Directions: Copy out the records precisely, omitting pictures.

Records supplied:

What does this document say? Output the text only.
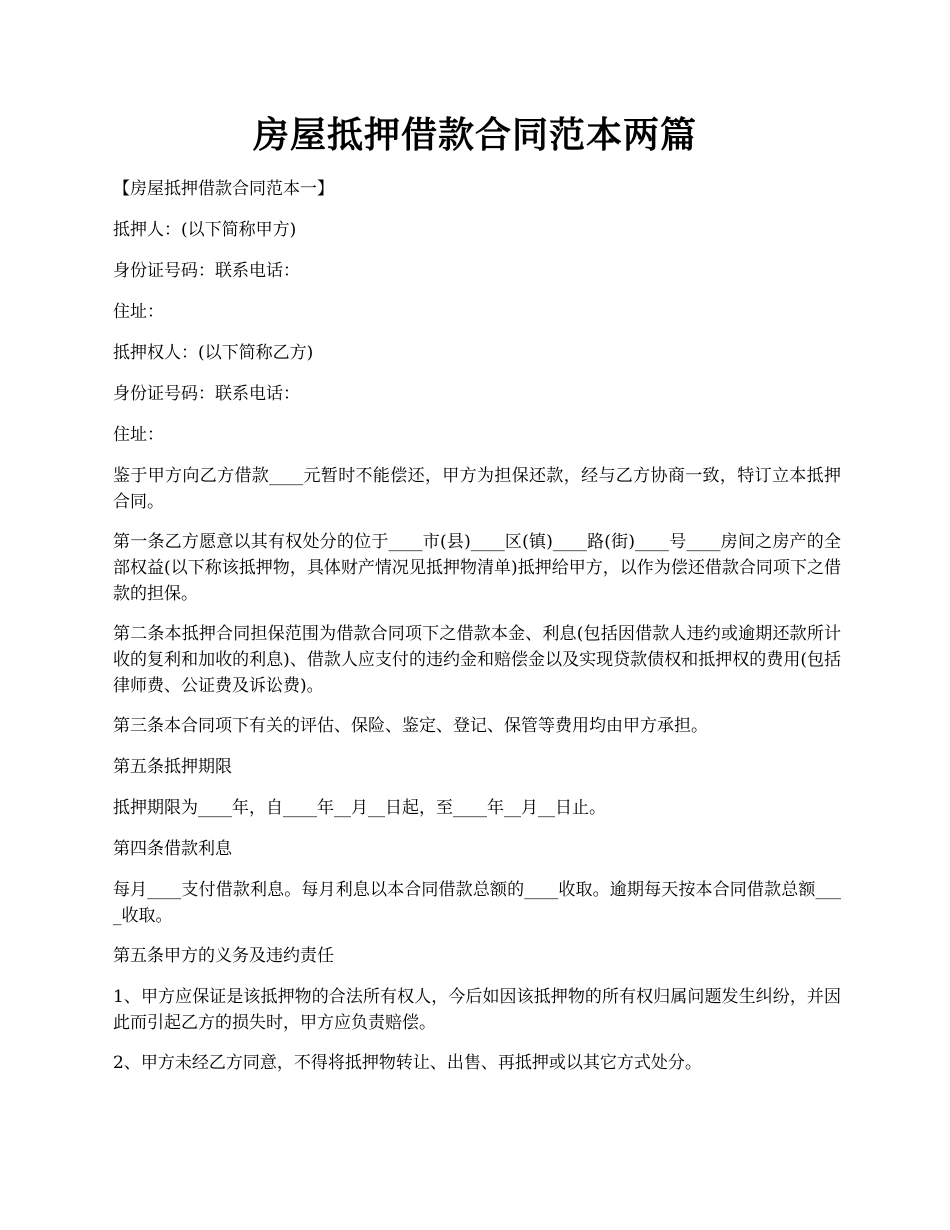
房屋抵押借款合同范本两篇

【房屋抵押借款合同范本一】

抵押人：(以下简称甲方)

身份证号码：联系电话：

住址：

抵押权人：(以下简称乙方)

身份证号码：联系电话：

住址：

鉴于甲方向乙方借款____元暂时不能偿还，甲方为担保还款，经与乙方协商一致，特订立本抵押合同。

第一条乙方愿意以其有权处分的位于____市(县)____区(镇)____路(街)____号____房间之房产的全部权益(以下称该抵押物，具体财产情况见抵押物清单)抵押给甲方，以作为偿还借款合同项下之借款的担保。

第二条本抵押合同担保范围为借款合同项下之借款本金、利息(包括因借款人违约或逾期还款所计收的复利和加收的利息)、借款人应支付的违约金和赔偿金以及实现贷款债权和抵押权的费用(包括律师费、公证费及诉讼费)。

第三条本合同项下有关的评估、保险、鉴定、登记、保管等费用均由甲方承担。

第五条抵押期限

抵押期限为____年，自____年__月__日起，至____年__月__日止。

第四条借款利息

每月____支付借款利息。每月利息以本合同借款总额的____收取。逾期每天按本合同借款总额____收取。

第五条甲方的义务及违约责任

1、甲方应保证是该抵押物的合法所有权人，今后如因该抵押物的所有权归属问题发生纠纷，并因此而引起乙方的损失时，甲方应负责赔偿。

2、甲方未经乙方同意，不得将抵押物转让、出售、再抵押或以其它方式处分。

Task output:
What does this document say? Output the text only.
房屋抵押借款合同范本两篇

【房屋抵押借款合同范本一】

抵押人：(以下简称甲方)

身份证号码：联系电话：

住址：

抵押权人：(以下简称乙方)

身份证号码：联系电话：

住址：

鉴于甲方向乙方借款____元暂时不能偿还，甲方为担保还款，经与乙方协商一致，特订立本抵押合同。

第一条乙方愿意以其有权处分的位于____市(县)____区(镇)____路(街)____号____房间之房产的全部权益(以下称该抵押物，具体财产情况见抵押物清单)抵押给甲方，以作为偿还借款合同项下之借款的担保。

第二条本抵押合同担保范围为借款合同项下之借款本金、利息(包括因借款人违约或逾期还款所计收的复利和加收的利息)、借款人应支付的违约金和赔偿金以及实现贷款债权和抵押权的费用(包括律师费、公证费及诉讼费)。

第三条本合同项下有关的评估、保险、鉴定、登记、保管等费用均由甲方承担。

第五条抵押期限

抵押期限为____年，自____年__月__日起，至____年__月__日止。

第四条借款利息

每月____支付借款利息。每月利息以本合同借款总额的____收取。逾期每天按本合同借款总额____收取。

第五条甲方的义务及违约责任

1、甲方应保证是该抵押物的合法所有权人，今后如因该抵押物的所有权归属问题发生纠纷，并因此而引起乙方的损失时，甲方应负责赔偿。

2、甲方未经乙方同意，不得将抵押物转让、出售、再抵押或以其它方式处分。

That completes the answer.